- **THE TASK**:
Write out every line of the material as it stands, apart from the pictures.

──────── PROVIDED INFORMATION ────────

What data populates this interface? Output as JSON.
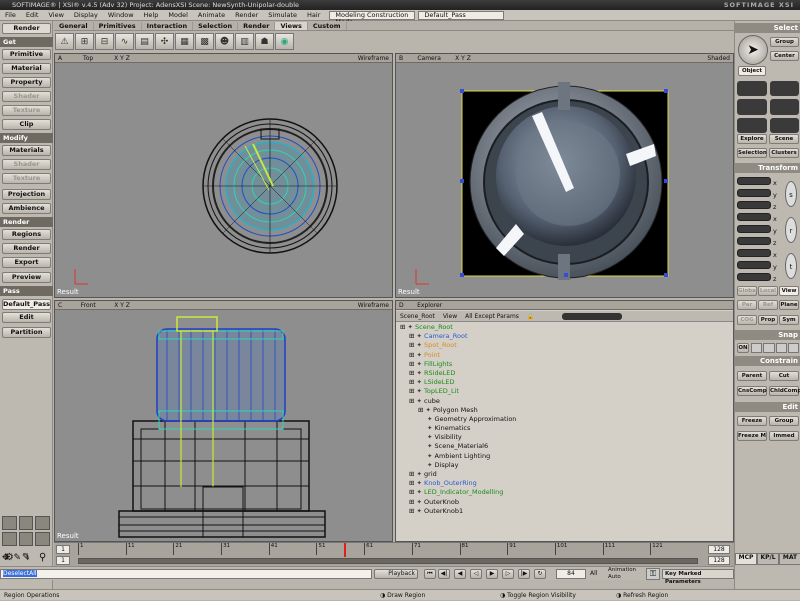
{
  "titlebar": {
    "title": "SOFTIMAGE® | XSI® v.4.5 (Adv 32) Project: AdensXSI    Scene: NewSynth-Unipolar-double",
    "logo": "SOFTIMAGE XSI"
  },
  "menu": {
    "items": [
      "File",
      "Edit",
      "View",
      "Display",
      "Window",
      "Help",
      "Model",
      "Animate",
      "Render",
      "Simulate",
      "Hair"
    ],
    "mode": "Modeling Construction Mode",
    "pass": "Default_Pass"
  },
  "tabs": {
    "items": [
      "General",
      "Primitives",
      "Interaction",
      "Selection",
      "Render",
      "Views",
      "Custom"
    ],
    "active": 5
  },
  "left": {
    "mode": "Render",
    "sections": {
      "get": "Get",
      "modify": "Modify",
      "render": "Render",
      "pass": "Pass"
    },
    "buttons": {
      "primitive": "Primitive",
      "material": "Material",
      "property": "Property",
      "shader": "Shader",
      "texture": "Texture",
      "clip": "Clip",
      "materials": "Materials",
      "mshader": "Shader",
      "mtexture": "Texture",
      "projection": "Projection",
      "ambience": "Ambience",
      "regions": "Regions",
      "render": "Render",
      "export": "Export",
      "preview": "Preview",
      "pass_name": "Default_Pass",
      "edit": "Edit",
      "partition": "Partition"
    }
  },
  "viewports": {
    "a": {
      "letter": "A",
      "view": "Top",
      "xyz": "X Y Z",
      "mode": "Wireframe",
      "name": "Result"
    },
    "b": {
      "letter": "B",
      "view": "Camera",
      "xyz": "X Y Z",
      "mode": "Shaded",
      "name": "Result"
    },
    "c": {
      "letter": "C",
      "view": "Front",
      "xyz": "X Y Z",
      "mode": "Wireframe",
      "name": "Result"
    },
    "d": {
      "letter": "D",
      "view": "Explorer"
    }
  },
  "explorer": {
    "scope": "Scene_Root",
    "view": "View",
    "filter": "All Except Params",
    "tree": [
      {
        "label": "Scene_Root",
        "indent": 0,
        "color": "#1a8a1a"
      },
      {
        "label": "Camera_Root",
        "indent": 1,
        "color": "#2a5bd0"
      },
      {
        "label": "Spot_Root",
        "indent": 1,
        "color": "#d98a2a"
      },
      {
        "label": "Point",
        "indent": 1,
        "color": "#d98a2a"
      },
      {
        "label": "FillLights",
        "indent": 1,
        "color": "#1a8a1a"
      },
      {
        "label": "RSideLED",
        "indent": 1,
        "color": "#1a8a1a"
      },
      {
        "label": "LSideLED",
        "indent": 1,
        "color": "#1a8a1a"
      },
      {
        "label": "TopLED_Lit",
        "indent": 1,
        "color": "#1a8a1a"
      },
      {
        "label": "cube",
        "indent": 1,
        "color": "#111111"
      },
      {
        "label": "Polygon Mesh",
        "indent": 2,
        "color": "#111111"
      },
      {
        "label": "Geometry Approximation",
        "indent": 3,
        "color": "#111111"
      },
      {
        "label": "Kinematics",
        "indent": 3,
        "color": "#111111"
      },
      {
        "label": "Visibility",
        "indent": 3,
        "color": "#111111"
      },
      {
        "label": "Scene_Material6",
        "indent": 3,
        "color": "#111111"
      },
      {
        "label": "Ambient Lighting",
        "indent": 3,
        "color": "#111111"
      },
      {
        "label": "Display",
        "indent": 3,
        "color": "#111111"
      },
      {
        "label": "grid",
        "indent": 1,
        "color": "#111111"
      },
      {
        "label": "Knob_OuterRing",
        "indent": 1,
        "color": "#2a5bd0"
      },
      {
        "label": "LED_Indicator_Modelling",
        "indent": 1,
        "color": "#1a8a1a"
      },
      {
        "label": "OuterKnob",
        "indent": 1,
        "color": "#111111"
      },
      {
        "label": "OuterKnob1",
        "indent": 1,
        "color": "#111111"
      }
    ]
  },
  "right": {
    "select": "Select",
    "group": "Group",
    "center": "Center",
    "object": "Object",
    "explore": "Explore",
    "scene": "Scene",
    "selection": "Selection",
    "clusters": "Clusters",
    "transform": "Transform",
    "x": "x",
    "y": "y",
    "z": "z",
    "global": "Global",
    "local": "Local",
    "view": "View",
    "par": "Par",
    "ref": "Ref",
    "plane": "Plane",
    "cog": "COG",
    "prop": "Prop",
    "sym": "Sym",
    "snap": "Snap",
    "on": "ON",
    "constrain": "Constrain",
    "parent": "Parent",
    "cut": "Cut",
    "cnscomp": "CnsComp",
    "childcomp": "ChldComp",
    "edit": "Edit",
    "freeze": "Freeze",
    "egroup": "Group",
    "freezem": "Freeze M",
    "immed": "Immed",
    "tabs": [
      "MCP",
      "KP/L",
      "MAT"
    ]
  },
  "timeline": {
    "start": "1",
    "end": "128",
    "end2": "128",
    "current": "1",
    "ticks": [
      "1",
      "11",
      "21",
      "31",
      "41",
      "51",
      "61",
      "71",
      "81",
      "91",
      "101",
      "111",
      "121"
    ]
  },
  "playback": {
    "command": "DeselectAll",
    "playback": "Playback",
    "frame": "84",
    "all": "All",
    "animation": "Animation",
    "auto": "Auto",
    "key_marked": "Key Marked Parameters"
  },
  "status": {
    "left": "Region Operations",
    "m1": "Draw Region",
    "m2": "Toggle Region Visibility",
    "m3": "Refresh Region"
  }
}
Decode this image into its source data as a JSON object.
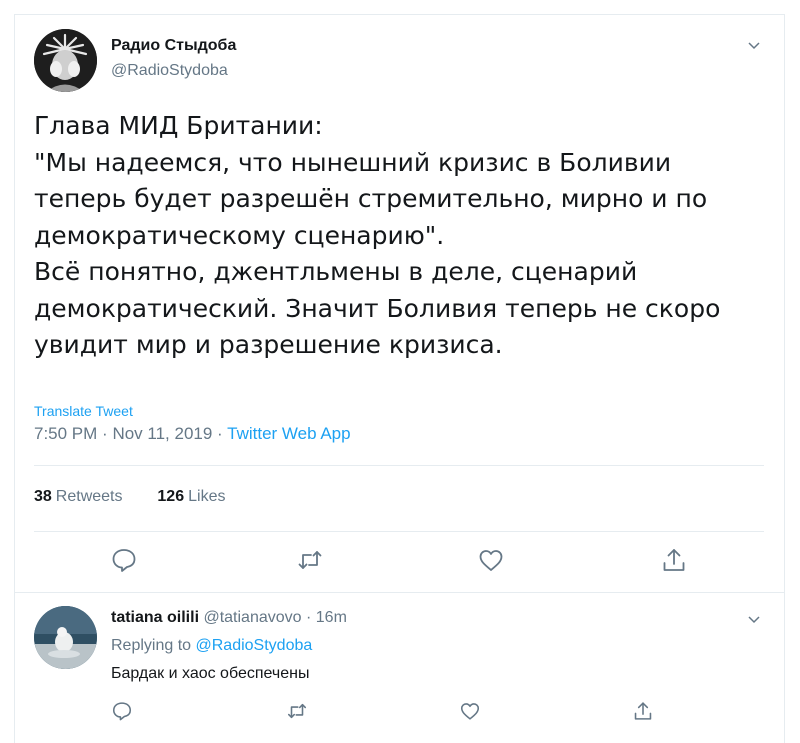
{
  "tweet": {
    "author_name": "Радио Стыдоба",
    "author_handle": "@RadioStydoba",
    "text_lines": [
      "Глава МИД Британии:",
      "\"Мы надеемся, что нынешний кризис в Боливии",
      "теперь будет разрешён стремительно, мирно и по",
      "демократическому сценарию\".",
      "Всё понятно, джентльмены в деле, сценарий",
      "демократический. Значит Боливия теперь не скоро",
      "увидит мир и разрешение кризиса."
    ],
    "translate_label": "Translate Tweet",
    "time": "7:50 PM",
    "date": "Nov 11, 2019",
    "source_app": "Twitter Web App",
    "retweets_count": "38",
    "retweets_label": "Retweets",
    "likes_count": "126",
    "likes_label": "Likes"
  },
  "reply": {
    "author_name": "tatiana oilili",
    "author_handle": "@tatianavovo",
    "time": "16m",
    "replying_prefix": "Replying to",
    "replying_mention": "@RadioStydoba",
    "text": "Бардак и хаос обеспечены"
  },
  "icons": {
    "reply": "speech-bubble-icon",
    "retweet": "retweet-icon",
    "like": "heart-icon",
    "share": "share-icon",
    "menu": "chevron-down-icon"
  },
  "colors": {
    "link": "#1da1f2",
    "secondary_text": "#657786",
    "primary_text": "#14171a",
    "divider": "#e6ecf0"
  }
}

────────

- **RESULT FOR THIS TASK**:
What data populates this interface? Output as JSON.
{
  "titlebar": {
    "title": "SOFTIMAGE® | XSI® v.4.5 (Adv 32) Project: AdensXSI    Scene: NewSynth-Unipolar-double",
    "logo": "SOFTIMAGE XSI"
  },
  "menu": {
    "items": [
      "File",
      "Edit",
      "View",
      "Display",
      "Window",
      "Help",
      "Model",
      "Animate",
      "Render",
      "Simulate",
      "Hair"
    ],
    "mode": "Modeling Construction Mode",
    "pass": "Default_Pass"
  },
  "tabs": {
    "items": [
      "General",
      "Primitives",
      "Interaction",
      "Selection",
      "Render",
      "Views",
      "Custom"
    ],
    "active": 5
  },
  "left": {
    "mode": "Render",
    "sections": {
      "get": "Get",
      "modify": "Modify",
      "render": "Render",
      "pass": "Pass"
    },
    "buttons": {
      "primitive": "Primitive",
      "material": "Material",
      "property": "Property",
      "shader": "Shader",
      "texture": "Texture",
      "clip": "Clip",
      "materials": "Materials",
      "mshader": "Shader",
      "mtexture": "Texture",
      "projection": "Projection",
      "ambience": "Ambience",
      "regions": "Regions",
      "render": "Render",
      "export": "Export",
      "preview": "Preview",
      "pass_name": "Default_Pass",
      "edit": "Edit",
      "partition": "Partition"
    }
  },
  "viewports": {
    "a": {
      "letter": "A",
      "view": "Top",
      "xyz": "X Y Z",
      "mode": "Wireframe",
      "name": "Result"
    },
    "b": {
      "letter": "B",
      "view": "Camera",
      "xyz": "X Y Z",
      "mode": "Shaded",
      "name": "Result"
    },
    "c": {
      "letter": "C",
      "view": "Front",
      "xyz": "X Y Z",
      "mode": "Wireframe",
      "name": "Result"
    },
    "d": {
      "letter": "D",
      "view": "Explorer"
    }
  },
  "explorer": {
    "scope": "Scene_Root",
    "view": "View",
    "filter": "All Except Params",
    "tree": [
      {
        "label": "Scene_Root",
        "indent": 0,
        "color": "#1a8a1a"
      },
      {
        "label": "Camera_Root",
        "indent": 1,
        "color": "#2a5bd0"
      },
      {
        "label": "Spot_Root",
        "indent": 1,
        "color": "#d98a2a"
      },
      {
        "label": "Point",
        "indent": 1,
        "color": "#d98a2a"
      },
      {
        "label": "FillLights",
        "indent": 1,
        "color": "#1a8a1a"
      },
      {
        "label": "RSideLED",
        "indent": 1,
        "color": "#1a8a1a"
      },
      {
        "label": "LSideLED",
        "indent": 1,
        "color": "#1a8a1a"
      },
      {
        "label": "TopLED_Lit",
        "indent": 1,
        "color": "#1a8a1a"
      },
      {
        "label": "cube",
        "indent": 1,
        "color": "#111111"
      },
      {
        "label": "Polygon Mesh",
        "indent": 2,
        "color": "#111111"
      },
      {
        "label": "Geometry Approximation",
        "indent": 3,
        "color": "#111111"
      },
      {
        "label": "Kinematics",
        "indent": 3,
        "color": "#111111"
      },
      {
        "label": "Visibility",
        "indent": 3,
        "color": "#111111"
      },
      {
        "label": "Scene_Material6",
        "indent": 3,
        "color": "#111111"
      },
      {
        "label": "Ambient Lighting",
        "indent": 3,
        "color": "#111111"
      },
      {
        "label": "Display",
        "indent": 3,
        "color": "#111111"
      },
      {
        "label": "grid",
        "indent": 1,
        "color": "#111111"
      },
      {
        "label": "Knob_OuterRing",
        "indent": 1,
        "color": "#2a5bd0"
      },
      {
        "label": "LED_Indicator_Modelling",
        "indent": 1,
        "color": "#1a8a1a"
      },
      {
        "label": "OuterKnob",
        "indent": 1,
        "color": "#111111"
      },
      {
        "label": "OuterKnob1",
        "indent": 1,
        "color": "#111111"
      }
    ]
  },
  "right": {
    "select": "Select",
    "group": "Group",
    "center": "Center",
    "object": "Object",
    "explore": "Explore",
    "scene": "Scene",
    "selection": "Selection",
    "clusters": "Clusters",
    "transform": "Transform",
    "x": "x",
    "y": "y",
    "z": "z",
    "global": "Global",
    "local": "Local",
    "view": "View",
    "par": "Par",
    "ref": "Ref",
    "plane": "Plane",
    "cog": "COG",
    "prop": "Prop",
    "sym": "Sym",
    "snap": "Snap",
    "on": "ON",
    "constrain": "Constrain",
    "parent": "Parent",
    "cut": "Cut",
    "cnscomp": "CnsComp",
    "childcomp": "ChldComp",
    "edit": "Edit",
    "freeze": "Freeze",
    "egroup": "Group",
    "freezem": "Freeze M",
    "immed": "Immed",
    "tabs": [
      "MCP",
      "KP/L",
      "MAT"
    ]
  },
  "timeline": {
    "start": "1",
    "end": "128",
    "end2": "128",
    "current": "1",
    "ticks": [
      "1",
      "11",
      "21",
      "31",
      "41",
      "51",
      "61",
      "71",
      "81",
      "91",
      "101",
      "111",
      "121"
    ]
  },
  "playback": {
    "command": "DeselectAll",
    "playback": "Playback",
    "frame": "84",
    "all": "All",
    "animation": "Animation",
    "auto": "Auto",
    "key_marked": "Key Marked Parameters"
  },
  "status": {
    "left": "Region Operations",
    "m1": "Draw Region",
    "m2": "Toggle Region Visibility",
    "m3": "Refresh Region"
  }
}
Decode this image into its source data as a JSON object.
{
  "tweet": {
    "author_name": "Радио Стыдоба",
    "author_handle": "@RadioStydoba",
    "text_lines": [
      "Глава МИД Британии:",
      "\"Мы надеемся, что нынешний кризис в Боливии",
      "теперь будет разрешён стремительно, мирно и по",
      "демократическому сценарию\".",
      "Всё понятно, джентльмены в деле, сценарий",
      "демократический. Значит Боливия теперь не скоро",
      "увидит мир и разрешение кризиса."
    ],
    "translate_label": "Translate Tweet",
    "time": "7:50 PM",
    "date": "Nov 11, 2019",
    "source_app": "Twitter Web App",
    "retweets_count": "38",
    "retweets_label": "Retweets",
    "likes_count": "126",
    "likes_label": "Likes"
  },
  "reply": {
    "author_name": "tatiana oilili",
    "author_handle": "@tatianavovo",
    "time": "16m",
    "replying_prefix": "Replying to",
    "replying_mention": "@RadioStydoba",
    "text": "Бардак и хаос обеспечены"
  },
  "icons": {
    "reply": "speech-bubble-icon",
    "retweet": "retweet-icon",
    "like": "heart-icon",
    "share": "share-icon",
    "menu": "chevron-down-icon"
  },
  "colors": {
    "link": "#1da1f2",
    "secondary_text": "#657786",
    "primary_text": "#14171a",
    "divider": "#e6ecf0"
  }
}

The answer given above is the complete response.